● Data records:
────────────────

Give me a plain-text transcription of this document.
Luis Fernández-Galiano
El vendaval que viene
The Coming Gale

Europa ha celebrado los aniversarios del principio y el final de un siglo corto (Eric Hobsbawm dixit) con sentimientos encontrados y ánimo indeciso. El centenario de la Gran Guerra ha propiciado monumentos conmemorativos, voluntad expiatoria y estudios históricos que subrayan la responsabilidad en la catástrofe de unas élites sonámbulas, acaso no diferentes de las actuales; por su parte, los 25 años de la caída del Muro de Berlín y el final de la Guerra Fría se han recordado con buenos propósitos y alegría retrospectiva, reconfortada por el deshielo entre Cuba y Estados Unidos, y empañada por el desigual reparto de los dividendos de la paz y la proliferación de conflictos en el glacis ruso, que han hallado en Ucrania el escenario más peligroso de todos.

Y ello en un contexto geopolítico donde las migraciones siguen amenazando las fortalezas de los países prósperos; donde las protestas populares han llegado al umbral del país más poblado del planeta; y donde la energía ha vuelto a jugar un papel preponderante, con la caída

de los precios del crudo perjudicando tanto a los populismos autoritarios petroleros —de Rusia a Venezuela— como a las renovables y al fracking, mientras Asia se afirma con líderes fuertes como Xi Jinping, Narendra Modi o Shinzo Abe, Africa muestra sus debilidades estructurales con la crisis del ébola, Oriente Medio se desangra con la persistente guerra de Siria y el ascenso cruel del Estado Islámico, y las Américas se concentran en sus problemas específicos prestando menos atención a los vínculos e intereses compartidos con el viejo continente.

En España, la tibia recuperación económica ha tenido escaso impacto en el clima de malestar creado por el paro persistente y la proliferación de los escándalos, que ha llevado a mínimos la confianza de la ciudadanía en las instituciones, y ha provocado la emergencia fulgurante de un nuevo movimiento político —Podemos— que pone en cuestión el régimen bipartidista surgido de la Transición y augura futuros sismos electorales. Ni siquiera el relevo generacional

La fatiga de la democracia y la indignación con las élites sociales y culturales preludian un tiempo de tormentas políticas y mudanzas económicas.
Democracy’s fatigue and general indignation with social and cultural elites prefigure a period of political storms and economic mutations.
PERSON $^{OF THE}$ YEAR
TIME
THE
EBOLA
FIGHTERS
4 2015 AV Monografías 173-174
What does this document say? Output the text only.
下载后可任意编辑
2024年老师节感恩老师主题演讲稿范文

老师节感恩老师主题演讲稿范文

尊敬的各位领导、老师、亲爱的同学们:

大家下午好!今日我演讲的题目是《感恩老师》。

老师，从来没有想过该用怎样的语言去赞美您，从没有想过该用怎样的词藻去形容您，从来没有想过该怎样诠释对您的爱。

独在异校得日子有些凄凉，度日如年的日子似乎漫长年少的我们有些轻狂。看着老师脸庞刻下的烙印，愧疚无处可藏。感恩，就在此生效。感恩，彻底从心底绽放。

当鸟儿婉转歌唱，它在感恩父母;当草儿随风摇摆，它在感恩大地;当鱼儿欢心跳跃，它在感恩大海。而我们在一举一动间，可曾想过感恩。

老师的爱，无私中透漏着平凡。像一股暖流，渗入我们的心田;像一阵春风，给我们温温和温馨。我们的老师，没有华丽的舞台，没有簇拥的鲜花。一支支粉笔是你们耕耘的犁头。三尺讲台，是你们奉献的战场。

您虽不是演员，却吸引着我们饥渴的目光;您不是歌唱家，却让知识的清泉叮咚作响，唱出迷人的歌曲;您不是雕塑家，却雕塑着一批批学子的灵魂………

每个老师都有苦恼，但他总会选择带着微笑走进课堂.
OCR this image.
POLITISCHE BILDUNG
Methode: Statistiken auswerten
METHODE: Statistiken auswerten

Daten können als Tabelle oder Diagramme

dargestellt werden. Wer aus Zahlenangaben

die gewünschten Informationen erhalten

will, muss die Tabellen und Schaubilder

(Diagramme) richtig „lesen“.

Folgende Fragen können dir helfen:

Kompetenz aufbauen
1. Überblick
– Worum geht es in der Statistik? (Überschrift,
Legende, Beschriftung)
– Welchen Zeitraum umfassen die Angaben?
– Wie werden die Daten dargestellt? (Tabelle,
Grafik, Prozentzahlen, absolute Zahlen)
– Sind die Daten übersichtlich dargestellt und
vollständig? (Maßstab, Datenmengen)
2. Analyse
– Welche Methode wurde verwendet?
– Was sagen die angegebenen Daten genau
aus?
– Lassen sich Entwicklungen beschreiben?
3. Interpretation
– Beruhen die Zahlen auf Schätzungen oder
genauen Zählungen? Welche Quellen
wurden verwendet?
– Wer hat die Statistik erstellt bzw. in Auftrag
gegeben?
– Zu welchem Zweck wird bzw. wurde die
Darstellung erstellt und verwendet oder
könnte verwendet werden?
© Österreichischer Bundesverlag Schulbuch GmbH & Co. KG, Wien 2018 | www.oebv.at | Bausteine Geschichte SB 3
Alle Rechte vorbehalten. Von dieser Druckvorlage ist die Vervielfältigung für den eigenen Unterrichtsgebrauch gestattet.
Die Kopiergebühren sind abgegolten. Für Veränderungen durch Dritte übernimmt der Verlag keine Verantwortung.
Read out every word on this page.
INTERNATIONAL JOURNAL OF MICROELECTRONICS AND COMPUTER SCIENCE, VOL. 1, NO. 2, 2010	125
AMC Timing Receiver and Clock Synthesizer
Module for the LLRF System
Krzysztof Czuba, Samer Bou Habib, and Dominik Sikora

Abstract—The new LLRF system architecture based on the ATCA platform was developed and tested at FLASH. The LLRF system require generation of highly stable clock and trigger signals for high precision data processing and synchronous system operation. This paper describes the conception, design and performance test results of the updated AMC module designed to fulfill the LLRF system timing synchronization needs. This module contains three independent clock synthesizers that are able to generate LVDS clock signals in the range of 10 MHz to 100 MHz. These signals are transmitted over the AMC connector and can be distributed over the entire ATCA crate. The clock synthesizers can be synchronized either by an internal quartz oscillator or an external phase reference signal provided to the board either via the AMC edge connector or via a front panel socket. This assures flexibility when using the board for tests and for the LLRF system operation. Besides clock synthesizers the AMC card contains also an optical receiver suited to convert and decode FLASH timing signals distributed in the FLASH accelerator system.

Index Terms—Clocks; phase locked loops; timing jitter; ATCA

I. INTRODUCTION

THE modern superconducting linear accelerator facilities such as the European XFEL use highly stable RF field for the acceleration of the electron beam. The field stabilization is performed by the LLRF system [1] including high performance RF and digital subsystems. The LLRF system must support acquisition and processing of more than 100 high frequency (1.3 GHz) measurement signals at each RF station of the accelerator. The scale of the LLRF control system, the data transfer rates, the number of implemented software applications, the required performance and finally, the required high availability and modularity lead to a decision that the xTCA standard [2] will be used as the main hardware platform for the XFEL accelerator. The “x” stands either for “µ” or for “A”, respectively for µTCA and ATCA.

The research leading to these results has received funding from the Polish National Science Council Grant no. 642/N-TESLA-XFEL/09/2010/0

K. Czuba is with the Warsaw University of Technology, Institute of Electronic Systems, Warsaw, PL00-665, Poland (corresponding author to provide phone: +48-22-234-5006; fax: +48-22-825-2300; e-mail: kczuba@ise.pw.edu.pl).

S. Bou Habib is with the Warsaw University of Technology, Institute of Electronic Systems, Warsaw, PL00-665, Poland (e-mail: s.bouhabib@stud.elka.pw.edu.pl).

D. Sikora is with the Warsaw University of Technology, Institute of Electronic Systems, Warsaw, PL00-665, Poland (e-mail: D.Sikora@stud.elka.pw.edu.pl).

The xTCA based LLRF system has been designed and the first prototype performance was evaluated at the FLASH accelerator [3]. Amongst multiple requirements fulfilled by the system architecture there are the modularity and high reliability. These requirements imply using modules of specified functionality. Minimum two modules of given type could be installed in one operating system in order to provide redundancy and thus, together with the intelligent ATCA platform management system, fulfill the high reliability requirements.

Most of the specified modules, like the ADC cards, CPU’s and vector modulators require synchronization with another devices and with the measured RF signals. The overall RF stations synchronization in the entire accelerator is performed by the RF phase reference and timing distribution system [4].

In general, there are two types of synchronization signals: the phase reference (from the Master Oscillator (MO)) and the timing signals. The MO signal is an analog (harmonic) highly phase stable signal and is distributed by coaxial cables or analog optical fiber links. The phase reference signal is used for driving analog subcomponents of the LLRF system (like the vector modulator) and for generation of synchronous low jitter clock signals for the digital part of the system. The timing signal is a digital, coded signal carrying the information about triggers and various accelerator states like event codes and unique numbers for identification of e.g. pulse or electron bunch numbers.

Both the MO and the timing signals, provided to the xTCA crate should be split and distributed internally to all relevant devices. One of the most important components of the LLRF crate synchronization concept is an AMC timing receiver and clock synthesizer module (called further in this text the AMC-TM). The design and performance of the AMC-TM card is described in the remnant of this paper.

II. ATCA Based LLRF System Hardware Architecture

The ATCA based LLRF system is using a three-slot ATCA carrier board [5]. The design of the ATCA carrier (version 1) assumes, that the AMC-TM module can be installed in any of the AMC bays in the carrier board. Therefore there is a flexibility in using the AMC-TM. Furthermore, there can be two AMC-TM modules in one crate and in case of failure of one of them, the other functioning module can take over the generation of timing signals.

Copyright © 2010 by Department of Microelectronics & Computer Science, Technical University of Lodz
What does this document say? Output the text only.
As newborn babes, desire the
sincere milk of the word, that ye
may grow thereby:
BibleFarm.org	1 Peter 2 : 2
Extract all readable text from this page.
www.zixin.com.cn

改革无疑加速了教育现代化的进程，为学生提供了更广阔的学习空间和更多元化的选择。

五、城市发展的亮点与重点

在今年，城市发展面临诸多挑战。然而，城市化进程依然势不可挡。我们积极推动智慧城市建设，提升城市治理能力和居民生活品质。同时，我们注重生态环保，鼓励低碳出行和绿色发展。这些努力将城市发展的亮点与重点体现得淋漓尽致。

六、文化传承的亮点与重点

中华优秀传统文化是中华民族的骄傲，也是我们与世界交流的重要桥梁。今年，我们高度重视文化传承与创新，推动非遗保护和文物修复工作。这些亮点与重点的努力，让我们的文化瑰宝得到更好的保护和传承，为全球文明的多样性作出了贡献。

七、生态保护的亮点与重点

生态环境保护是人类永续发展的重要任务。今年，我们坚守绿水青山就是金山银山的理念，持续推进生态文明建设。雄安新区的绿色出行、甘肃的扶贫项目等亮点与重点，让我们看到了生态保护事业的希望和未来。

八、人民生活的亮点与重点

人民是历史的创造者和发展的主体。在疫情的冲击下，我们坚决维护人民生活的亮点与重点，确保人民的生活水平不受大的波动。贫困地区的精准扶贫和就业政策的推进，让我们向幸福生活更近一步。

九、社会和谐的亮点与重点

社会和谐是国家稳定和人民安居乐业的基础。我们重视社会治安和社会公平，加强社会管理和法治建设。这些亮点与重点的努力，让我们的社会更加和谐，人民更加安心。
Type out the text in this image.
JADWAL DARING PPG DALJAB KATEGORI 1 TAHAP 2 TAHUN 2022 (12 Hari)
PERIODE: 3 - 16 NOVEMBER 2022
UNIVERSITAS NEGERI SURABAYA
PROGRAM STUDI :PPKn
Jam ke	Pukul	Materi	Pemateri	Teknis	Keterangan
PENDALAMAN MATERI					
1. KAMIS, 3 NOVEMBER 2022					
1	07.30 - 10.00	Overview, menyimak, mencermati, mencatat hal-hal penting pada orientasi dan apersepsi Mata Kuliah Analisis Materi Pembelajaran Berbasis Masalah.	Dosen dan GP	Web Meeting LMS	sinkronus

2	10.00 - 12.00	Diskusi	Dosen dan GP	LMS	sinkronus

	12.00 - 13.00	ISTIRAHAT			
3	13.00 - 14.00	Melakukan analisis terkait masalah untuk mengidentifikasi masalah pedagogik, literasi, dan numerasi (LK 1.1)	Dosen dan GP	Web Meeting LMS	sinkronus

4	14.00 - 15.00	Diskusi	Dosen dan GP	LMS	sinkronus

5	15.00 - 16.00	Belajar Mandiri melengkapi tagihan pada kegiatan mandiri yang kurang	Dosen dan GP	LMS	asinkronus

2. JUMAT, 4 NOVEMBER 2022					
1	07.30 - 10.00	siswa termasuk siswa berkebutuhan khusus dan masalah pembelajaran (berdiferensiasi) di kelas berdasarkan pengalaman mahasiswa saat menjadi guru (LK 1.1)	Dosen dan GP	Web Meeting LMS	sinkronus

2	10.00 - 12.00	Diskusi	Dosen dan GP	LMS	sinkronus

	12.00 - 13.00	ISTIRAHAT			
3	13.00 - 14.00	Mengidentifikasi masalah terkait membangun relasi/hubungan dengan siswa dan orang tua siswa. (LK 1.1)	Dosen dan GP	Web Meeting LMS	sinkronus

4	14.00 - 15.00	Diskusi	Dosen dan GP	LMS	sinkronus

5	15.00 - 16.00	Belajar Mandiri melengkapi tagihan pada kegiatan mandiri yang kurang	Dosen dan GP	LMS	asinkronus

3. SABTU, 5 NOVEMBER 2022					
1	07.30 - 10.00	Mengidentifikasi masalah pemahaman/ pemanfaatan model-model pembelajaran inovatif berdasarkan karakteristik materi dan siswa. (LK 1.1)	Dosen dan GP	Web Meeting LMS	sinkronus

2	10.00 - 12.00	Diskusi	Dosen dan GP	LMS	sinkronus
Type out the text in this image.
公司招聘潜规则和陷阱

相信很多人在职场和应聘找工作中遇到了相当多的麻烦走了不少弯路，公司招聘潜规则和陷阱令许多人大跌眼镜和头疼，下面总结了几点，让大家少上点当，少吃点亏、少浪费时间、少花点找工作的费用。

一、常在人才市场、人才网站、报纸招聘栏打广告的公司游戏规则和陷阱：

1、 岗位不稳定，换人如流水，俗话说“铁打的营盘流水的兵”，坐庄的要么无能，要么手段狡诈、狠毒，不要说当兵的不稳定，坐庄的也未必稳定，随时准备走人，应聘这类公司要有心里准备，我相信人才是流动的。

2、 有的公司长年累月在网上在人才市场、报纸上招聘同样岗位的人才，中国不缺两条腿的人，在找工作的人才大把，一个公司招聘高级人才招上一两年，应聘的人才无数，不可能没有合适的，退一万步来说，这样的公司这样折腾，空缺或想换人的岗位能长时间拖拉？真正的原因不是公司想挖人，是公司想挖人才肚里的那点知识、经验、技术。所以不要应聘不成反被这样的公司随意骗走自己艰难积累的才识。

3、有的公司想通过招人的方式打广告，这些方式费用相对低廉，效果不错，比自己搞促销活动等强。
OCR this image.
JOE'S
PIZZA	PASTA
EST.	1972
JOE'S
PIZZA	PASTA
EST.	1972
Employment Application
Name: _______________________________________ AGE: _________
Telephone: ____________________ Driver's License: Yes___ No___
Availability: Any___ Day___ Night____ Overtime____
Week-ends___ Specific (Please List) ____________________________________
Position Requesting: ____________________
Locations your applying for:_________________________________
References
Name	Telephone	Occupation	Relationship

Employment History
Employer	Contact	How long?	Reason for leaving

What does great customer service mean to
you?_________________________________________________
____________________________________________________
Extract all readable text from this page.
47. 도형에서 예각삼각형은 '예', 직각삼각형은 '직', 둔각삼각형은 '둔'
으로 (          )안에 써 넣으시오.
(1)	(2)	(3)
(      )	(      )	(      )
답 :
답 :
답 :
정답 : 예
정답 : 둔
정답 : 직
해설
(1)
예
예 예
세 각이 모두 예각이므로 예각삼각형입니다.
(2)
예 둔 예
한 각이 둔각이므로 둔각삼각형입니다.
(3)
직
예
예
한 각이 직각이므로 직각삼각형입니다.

────────────────

● Exercise requirements: From the listing above, copy out each line where the word "können" appears.

● Full solution:
Daten können als Tabelle oder Diagramme
Folgende Fragen können dir helfen:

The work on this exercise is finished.